* Description of the task *
Write out all of the entries exactly, please.

* Materials provided *
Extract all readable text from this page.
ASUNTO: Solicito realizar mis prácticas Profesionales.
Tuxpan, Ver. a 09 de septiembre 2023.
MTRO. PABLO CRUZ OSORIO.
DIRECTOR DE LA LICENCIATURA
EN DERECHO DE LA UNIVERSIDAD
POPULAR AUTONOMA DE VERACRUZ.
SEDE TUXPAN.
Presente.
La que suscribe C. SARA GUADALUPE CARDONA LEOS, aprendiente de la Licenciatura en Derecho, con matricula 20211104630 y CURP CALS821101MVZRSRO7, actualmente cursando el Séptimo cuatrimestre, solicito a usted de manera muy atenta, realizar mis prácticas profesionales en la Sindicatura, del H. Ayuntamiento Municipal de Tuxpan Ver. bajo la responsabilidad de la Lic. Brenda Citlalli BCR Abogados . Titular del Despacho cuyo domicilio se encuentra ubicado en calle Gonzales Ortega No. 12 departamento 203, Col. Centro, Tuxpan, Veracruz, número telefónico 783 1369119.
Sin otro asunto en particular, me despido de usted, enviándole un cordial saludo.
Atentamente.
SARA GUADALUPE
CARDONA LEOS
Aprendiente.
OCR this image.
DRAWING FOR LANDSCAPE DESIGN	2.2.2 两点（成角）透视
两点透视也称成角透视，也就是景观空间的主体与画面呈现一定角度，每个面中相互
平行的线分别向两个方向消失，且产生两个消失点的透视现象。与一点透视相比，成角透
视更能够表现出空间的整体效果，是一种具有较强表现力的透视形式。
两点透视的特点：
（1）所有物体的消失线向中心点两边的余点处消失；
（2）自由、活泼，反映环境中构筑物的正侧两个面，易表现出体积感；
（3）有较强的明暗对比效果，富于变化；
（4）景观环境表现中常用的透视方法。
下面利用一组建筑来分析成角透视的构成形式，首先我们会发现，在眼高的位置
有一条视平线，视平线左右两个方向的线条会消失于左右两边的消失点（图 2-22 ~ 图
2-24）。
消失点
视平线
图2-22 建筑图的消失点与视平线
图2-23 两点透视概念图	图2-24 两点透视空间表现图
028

* Correct answer *
Extract all readable text from this page.
ASUNTO: Solicito realizar mis prácticas Profesionales.
Tuxpan, Ver. a 09 de septiembre 2023.
MTRO. PABLO CRUZ OSORIO.
DIRECTOR DE LA LICENCIATURA
EN DERECHO DE LA UNIVERSIDAD
POPULAR AUTONOMA DE VERACRUZ.
SEDE TUXPAN.
Presente.
La que suscribe C. SARA GUADALUPE CARDONA LEOS, aprendiente de la Licenciatura en Derecho, con matricula 20211104630 y CURP CALS821101MVZRSRO7, actualmente cursando el Séptimo cuatrimestre, solicito a usted de manera muy atenta, realizar mis prácticas profesionales en la Sindicatura, del H. Ayuntamiento Municipal de Tuxpan Ver. bajo la responsabilidad de la Lic. Brenda Citlalli BCR Abogados . Titular del Despacho cuyo domicilio se encuentra ubicado en calle Gonzales Ortega No. 12 departamento 203, Col. Centro, Tuxpan, Veracruz, número telefónico 783 1369119.
Sin otro asunto en particular, me despido de usted, enviándole un cordial saludo.
Atentamente.
SARA GUADALUPE
CARDONA LEOS
Aprendiente.
OCR this image.
DRAWING FOR LANDSCAPE DESIGN	2.2.2 两点（成角）透视
两点透视也称成角透视，也就是景观空间的主体与画面呈现一定角度，每个面中相互
平行的线分别向两个方向消失，且产生两个消失点的透视现象。与一点透视相比，成角透
视更能够表现出空间的整体效果，是一种具有较强表现力的透视形式。
两点透视的特点：
（1）所有物体的消失线向中心点两边的余点处消失；
（2）自由、活泼，反映环境中构筑物的正侧两个面，易表现出体积感；
（3）有较强的明暗对比效果，富于变化；
（4）景观环境表现中常用的透视方法。
下面利用一组建筑来分析成角透视的构成形式，首先我们会发现，在眼高的位置
有一条视平线，视平线左右两个方向的线条会消失于左右两边的消失点（图 2-22 ~ 图
2-24）。
消失点
视平线
图2-22 建筑图的消失点与视平线
图2-23 两点透视概念图	图2-24 两点透视空间表现图
028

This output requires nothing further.